● **OBJECTIVE 1**
Present the records, from their first line up to and including the line containing "Bar (151, 188, 159, 205)", as a Markdown table with the columns Row and Line, where Row gives the row number and Line gives the line itself. Omit blank lines.

========

Semantic Segmentation¶
In semantic segmentation, the goal is to predict the class of each pixel in a scene. This task requires the highest labeling effort, but also provides the most spatially precise predictions. Like object detection, these models take longer to train than chip classification models.
Configuring RVPipelines¶
Each (subclass of) RVPipeline
is configured by returning an instance of (a subclass of) RVPipelineConfig
from a get_config()
function in a Python module. It’s also possible to return a list of RVPipelineConfigs
from get_configs()
, which will be executed in parallel.
Each RVPipelineConfig
object specifies the details about how the commands within the pipeline will execute (ie. which files, what methods, what hyperparameters, etc.). In contrast, the pipeline runner, which actually executes the commands in the pipeline, is specified as an argument to the Command Line Interface. The following diagram shows the hierarchy of the high level components comprising an RVPipeline
:
In the tiny_spacenet.py
example, the SemanticSegmentationConfig
is the last thing constructed and returned from the get_config
function.
chip_sz = 300
backend = PyTorchSemanticSegmentationConfig(
data=SemanticSegmentationGeoDataConfig(
scene_dataset=scene_dataset,
window_opts=GeoDataWindowConfig(
method=GeoDataWindowMethod.random,
size=chip_sz,
size_lims=(chip_sz, chip_sz + 1),
max_windows=10)),
model=SemanticSegmentationModelConfig(backbone=Backbone.resnet50),
solver=SolverConfig(lr=1e-4, num_epochs=1, batch_sz=2))
return SemanticSegmentationConfig(
root_uri=root_uri,
dataset=scene_dataset,
backend=backend,
train_chip_sz=chip_sz,
predict_chip_sz=chip_sz)
See also
The ChipClassificationConfig, ObjectDetectionConfig, and SemanticSegmentationConfig API docs have more information on configuring pipelines.
Commands¶
The RVPipelines
provide a sequence of commands, which are described below.
ANALYZE¶
The ANALYZE command is used to analyze scenes that are part of an experiment and produce some output that can be consumed by later commands. Geospatial raster sources such as GeoTIFFs often contain 16- and 32-bit pixel color values, but many deep learning libraries expect 8-bit values. In order to perform this transformation, we need to know the distribution of pixel values. So one usage of the ANALYZE command is to compute statistics of the raster sources and save them to a JSON file which is later used by the StatsTransformer (one of the available RasterTransformer) to do the conversion.
CHIP¶
Scenes are comprised of large geospatial raster sources (e.g. GeoTIFFs) and geospatial label sources (e.g. GeoJSONs), but models can only consume small images (i.e. chips) and labels in pixel based-coordinates. In addition, each Backend has its own dataset format. The CHIP command solves this problem by converting scenes into training chips and into a format the backend can use for training.
TRAIN¶
The TRAIN command is used to train a model using the dataset generated by the CHIP command. The command uses the Backend to run a training loop that saves the model and other artifacts each epoch. If the training command is interrupted, it will resume at the last epoch when restarted.

========

● **OBJECTIVE 2**
Reproduce the pipeline documentation text from "Configuring RVPipelines¶" up to and including "executed in parallel.".

========

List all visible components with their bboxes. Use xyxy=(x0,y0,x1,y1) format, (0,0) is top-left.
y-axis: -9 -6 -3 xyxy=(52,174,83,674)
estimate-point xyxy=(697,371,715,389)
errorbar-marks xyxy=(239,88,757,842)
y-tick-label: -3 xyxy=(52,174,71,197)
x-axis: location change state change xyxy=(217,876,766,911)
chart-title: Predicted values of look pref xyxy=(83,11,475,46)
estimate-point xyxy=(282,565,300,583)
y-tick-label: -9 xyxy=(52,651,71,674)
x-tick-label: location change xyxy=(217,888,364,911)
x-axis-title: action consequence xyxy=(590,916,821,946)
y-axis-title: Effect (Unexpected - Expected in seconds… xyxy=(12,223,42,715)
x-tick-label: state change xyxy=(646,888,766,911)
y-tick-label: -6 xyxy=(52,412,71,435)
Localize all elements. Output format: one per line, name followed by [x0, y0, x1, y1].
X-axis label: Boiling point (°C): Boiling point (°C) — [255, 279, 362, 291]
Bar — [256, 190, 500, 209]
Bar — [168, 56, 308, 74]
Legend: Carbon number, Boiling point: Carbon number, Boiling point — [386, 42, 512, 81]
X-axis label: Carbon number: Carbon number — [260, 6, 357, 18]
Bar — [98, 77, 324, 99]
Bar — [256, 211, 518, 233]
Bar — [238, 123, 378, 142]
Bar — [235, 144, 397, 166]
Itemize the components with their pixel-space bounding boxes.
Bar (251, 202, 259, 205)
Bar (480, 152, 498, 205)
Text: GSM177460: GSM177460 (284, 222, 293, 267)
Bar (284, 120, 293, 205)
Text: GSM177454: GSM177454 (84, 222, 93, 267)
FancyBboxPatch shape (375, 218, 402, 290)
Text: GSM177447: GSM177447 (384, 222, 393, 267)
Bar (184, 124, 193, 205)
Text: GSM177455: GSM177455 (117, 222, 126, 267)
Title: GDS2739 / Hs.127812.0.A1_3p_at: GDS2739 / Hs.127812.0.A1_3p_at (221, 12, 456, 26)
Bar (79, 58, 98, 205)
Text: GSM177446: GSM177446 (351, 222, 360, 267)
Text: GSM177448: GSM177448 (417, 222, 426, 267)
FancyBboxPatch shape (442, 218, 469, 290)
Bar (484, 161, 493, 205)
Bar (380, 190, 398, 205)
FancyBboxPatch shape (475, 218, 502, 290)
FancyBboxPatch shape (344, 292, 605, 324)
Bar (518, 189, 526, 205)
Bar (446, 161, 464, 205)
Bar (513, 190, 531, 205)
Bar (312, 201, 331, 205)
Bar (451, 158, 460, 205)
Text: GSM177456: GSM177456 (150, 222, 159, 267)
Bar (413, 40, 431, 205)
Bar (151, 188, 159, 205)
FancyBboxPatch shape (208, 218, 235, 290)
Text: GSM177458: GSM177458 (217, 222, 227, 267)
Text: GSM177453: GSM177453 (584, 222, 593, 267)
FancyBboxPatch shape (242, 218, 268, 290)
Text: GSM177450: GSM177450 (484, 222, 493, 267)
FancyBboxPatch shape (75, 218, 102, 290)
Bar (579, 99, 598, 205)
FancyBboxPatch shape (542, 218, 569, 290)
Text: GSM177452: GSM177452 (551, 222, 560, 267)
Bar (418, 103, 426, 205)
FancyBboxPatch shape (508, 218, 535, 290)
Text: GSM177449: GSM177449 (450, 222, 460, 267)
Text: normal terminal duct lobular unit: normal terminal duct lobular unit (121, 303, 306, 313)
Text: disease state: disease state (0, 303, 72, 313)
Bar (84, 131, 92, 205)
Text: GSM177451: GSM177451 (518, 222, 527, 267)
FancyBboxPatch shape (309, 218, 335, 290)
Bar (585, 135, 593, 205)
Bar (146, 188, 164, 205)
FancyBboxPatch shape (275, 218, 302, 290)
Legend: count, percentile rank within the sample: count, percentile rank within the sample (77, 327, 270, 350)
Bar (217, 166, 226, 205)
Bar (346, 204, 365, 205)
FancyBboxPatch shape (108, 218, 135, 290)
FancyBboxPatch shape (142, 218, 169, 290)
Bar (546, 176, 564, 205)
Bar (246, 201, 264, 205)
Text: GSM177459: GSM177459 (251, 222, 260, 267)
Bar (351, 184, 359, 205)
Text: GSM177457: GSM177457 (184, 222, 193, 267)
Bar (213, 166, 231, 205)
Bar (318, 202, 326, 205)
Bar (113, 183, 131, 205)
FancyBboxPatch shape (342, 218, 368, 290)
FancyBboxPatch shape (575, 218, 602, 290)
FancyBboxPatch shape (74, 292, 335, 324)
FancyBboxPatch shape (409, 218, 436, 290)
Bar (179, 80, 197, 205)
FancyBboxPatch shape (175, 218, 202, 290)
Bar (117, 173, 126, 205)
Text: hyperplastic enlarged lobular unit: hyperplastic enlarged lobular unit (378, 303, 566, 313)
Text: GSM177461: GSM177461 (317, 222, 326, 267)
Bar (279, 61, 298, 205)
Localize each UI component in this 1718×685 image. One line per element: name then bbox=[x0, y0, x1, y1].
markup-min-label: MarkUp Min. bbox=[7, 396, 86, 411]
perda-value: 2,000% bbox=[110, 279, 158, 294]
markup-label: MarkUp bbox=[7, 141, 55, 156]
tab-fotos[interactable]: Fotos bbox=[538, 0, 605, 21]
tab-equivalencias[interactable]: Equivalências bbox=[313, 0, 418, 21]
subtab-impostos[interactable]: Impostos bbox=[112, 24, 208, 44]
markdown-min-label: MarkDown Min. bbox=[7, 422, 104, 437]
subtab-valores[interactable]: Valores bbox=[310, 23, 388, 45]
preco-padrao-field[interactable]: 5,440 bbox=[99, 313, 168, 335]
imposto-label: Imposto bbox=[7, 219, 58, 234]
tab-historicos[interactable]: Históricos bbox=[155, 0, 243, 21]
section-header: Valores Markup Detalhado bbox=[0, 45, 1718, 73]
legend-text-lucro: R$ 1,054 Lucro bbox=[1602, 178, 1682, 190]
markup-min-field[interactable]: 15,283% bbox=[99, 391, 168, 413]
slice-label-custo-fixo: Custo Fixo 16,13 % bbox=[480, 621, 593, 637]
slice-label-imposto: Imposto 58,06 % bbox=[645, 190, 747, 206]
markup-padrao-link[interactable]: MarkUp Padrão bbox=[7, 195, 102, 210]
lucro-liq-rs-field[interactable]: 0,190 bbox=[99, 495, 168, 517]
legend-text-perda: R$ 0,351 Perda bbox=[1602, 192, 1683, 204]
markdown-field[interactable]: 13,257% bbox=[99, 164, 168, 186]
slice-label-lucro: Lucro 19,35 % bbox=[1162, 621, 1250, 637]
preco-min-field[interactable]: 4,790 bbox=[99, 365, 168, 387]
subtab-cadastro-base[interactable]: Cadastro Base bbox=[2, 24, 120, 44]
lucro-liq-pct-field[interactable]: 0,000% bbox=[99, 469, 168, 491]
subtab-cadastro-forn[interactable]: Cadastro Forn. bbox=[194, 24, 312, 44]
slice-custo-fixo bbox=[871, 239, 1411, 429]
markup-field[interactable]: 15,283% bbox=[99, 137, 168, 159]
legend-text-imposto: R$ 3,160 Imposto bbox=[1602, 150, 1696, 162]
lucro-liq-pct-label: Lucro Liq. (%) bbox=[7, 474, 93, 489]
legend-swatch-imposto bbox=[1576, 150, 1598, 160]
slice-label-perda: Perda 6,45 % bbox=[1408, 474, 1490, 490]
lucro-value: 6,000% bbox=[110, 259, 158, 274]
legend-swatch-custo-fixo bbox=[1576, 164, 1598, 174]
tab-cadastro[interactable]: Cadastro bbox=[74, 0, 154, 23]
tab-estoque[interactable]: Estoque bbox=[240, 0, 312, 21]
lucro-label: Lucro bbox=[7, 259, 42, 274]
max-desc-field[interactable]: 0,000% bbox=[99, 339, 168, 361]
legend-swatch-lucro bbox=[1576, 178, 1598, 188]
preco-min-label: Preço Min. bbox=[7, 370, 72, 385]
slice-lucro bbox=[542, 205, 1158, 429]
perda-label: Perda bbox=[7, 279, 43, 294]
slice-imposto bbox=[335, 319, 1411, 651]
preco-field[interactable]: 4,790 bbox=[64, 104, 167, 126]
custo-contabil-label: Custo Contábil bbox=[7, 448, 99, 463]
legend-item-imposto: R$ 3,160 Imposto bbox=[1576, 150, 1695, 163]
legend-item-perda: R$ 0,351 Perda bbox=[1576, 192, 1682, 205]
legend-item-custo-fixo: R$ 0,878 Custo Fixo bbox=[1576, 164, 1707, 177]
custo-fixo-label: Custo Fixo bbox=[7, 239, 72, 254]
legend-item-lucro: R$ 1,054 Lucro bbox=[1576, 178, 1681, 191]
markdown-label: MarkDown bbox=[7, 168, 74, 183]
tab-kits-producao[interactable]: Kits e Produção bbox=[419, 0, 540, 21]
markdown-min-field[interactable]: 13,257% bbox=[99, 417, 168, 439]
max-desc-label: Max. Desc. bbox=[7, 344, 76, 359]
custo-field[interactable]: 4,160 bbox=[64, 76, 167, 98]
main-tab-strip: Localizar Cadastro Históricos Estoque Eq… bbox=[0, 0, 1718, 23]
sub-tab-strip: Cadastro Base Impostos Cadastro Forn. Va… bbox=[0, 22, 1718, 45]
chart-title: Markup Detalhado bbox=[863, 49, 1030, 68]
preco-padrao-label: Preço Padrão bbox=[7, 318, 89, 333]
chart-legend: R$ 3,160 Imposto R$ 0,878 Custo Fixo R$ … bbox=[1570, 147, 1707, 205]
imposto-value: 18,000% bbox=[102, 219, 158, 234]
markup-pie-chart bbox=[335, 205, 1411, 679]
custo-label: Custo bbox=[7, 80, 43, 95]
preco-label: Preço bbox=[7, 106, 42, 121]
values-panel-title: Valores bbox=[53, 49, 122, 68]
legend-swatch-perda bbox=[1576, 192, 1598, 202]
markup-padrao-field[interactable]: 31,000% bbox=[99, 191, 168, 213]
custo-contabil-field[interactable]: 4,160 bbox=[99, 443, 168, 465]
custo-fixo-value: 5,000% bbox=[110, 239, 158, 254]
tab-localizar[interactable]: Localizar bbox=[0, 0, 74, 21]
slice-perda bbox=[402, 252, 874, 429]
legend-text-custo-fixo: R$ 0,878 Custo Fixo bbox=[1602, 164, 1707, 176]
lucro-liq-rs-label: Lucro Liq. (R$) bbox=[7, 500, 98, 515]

========

● **WORKED ANSWER 1**
| Row | Line |
|---|---|
| 1 | List all visible components with their bboxes. Use xyxy=(x0,y0,x1,y1) format, (0,0) is top-left. |
| 2 | y-axis: -9 -6 -3 xyxy=(52,174,83,674) |
| 3 | estimate-point xyxy=(697,371,715,389) |
| 4 | errorbar-marks xyxy=(239,88,757,842) |
| 5 | y-tick-label: -3 xyxy=(52,174,71,197) |
| 6 | x-axis: location change state change xyxy=(217,876,766,911) |
| 7 | chart-title: Predicted values of look pref xyxy=(83,11,475,46) |
| 8 | estimate-point xyxy=(282,565,300,583) |
| 9 | y-tick-label: -9 xyxy=(52,651,71,674) |
| 10 | x-tick-label: location change xyxy=(217,888,364,911) |
| 11 | x-axis-title: action consequence xyxy=(590,916,821,946) |
| 12 | y-axis-title: Effect (Unexpected - Expected in seconds… xyxy=(12,223,42,715) |
| 13 | x-tick-label: state change xyxy=(646,888,766,911) |
| 14 | y-tick-label: -6 xyxy=(52,412,71,435) |
| 15 | Localize all elements. Output format: one per line, name followed by [x0, y0, x1, y1]. |
| 16 | X-axis label: Boiling point (°C): Boiling point (°C) — [255, 279, 362, 291] |
| 17 | Bar — [256, 190, 500, 209] |
| 18 | Bar — [168, 56, 308, 74] |
| 19 | Legend: Carbon number, Boiling point: Carbon number, Boiling point — [386, 42, 512, 81] |
| 20 | X-axis label: Carbon number: Carbon number — [260, 6, 357, 18] |
| 21 | Bar — [98, 77, 324, 99] |
| 22 | Bar — [256, 211, 518, 233] |
| 23 | Bar — [238, 123, 378, 142] |
| 24 | Bar — [235, 144, 397, 166] |
| 25 | Itemize the components with their pixel-space bounding boxes. |
| 26 | Bar (251, 202, 259, 205) |
| 27 | Bar (480, 152, 498, 205) |
| 28 | Text: GSM177460: GSM177460 (284, 222, 293, 267) |
| 29 | Bar (284, 120, 293, 205) |
| 30 | Text: GSM177454: GSM177454 (84, 222, 93, 267) |
| 31 | FancyBboxPatch shape (375, 218, 402, 290) |
| 32 | Text: GSM177447: GSM177447 (384, 222, 393, 267) |
| 33 | Bar (184, 124, 193, 205) |
| 34 | Text: GSM177455: GSM177455 (117, 222, 126, 267) |
| 35 | Title: GDS2739 / Hs.127812.0.A1_3p_at: GDS2739 / Hs.127812.0.A1_3p_at (221, 12, 456, 26) |
| 36 | Bar (79, 58, 98, 205) |
| 37 | Text: GSM177446: GSM177446 (351, 222, 360, 267) |
| 38 | Text: GSM177448: GSM177448 (417, 222, 426, 267) |
| 39 | FancyBboxPatch shape (442, 218, 469, 290) |
| 40 | Bar (484, 161, 493, 205) |
| 41 | Bar (380, 190, 398, 205) |
| 42 | FancyBboxPatch shape (475, 218, 502, 290) |
| 43 | FancyBboxPatch shape (344, 292, 605, 324) |
| 44 | Bar (518, 189, 526, 205) |
| 45 | Bar (446, 161, 464, 205) |
| 46 | Bar (513, 190, 531, 205) |
| 47 | Bar (312, 201, 331, 205) |
| 48 | Bar (451, 158, 460, 205) |
| 49 | Text: GSM177456: GSM177456 (150, 222, 159, 267) |
| 50 | Bar (413, 40, 431, 205) |
| 51 | Bar (151, 188, 159, 205) |

● **WORKED ANSWER 2**
Configuring RVPipelines¶
Each (subclass of) RVPipeline
is configured by returning an instance of (a subclass of) RVPipelineConfig
from a get_config()
function in a Python module. It’s also possible to return a list of RVPipelineConfigs
from get_configs()
, which will be executed in parallel.